- **What you are asked to do**: From the entries below, copy every line that holds the word "thread".

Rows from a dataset
________________
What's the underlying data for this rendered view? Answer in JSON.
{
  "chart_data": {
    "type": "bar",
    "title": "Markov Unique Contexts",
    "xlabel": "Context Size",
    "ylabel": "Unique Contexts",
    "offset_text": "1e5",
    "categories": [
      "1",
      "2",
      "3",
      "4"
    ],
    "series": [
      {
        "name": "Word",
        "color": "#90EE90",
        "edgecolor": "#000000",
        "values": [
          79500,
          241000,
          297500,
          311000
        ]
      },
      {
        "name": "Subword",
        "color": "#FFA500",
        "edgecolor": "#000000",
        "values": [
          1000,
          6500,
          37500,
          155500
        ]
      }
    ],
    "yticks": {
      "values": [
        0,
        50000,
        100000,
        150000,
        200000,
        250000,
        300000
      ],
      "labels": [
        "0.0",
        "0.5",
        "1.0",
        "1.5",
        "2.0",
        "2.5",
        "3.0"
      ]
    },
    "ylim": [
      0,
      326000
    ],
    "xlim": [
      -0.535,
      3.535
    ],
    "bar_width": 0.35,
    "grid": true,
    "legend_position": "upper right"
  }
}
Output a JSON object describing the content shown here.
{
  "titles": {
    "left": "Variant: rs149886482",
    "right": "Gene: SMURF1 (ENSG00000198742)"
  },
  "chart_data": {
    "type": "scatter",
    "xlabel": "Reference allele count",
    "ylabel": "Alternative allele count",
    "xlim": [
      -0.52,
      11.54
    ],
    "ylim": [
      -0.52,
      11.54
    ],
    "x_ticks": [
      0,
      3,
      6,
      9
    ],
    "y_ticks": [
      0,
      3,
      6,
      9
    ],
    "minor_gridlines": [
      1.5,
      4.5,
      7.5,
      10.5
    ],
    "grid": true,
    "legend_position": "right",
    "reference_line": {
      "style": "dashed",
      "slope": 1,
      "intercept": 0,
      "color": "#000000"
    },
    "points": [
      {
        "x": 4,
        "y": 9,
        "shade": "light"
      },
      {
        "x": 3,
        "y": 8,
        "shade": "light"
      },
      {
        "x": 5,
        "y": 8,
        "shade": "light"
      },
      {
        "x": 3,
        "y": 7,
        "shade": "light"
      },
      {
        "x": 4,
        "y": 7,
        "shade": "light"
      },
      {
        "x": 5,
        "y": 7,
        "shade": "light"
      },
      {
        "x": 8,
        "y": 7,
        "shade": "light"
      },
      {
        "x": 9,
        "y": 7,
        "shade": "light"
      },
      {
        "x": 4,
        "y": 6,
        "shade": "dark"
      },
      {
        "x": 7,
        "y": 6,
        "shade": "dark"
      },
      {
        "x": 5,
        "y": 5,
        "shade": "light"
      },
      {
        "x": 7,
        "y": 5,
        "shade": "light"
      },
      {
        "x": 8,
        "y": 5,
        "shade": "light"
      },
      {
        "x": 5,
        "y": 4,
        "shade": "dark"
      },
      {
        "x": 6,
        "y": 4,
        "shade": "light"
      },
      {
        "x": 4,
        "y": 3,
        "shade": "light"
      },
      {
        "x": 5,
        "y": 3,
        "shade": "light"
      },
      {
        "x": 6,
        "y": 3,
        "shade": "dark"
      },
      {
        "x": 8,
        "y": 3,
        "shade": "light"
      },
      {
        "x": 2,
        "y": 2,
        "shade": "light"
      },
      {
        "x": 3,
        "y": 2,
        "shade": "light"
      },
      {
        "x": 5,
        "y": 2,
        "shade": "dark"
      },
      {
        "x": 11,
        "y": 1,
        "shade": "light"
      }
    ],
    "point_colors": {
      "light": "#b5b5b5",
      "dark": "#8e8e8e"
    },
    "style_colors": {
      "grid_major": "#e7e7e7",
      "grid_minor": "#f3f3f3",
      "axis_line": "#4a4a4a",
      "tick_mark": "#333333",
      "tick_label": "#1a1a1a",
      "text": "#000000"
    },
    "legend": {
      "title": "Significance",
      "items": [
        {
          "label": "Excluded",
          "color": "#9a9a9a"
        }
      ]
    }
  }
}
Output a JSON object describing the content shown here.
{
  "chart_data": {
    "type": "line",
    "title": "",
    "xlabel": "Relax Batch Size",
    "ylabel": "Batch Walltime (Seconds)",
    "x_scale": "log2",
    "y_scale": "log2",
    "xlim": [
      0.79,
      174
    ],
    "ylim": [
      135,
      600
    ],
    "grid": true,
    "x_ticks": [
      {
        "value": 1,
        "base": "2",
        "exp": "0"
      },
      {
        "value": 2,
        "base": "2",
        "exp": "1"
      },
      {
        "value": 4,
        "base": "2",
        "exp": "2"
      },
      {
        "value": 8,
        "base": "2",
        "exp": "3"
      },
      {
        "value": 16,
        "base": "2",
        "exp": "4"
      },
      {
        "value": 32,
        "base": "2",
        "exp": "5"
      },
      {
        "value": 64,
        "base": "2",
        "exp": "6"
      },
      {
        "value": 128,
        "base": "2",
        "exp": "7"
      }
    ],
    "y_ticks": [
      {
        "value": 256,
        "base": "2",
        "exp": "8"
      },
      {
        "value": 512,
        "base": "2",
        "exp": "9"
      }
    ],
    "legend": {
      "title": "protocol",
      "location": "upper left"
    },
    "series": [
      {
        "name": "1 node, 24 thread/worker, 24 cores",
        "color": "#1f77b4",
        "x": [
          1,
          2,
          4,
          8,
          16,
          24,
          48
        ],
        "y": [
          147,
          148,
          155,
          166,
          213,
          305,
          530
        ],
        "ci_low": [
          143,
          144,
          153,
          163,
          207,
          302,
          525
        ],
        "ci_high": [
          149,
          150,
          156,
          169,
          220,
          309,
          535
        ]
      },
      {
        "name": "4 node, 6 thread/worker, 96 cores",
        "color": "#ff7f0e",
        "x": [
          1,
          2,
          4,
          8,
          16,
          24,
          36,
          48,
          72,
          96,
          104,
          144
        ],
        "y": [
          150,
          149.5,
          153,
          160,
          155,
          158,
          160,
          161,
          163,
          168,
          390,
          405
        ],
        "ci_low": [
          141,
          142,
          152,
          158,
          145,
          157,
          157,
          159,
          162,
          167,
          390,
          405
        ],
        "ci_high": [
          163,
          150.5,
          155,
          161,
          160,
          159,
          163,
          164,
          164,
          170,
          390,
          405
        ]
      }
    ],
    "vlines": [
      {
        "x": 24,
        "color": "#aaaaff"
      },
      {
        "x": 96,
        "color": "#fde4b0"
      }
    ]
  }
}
________________
- **Expected answer**:
        "name": "1 node, 24 thread/worker, 24 cores",
        "name": "4 node, 6 thread/worker, 96 cores",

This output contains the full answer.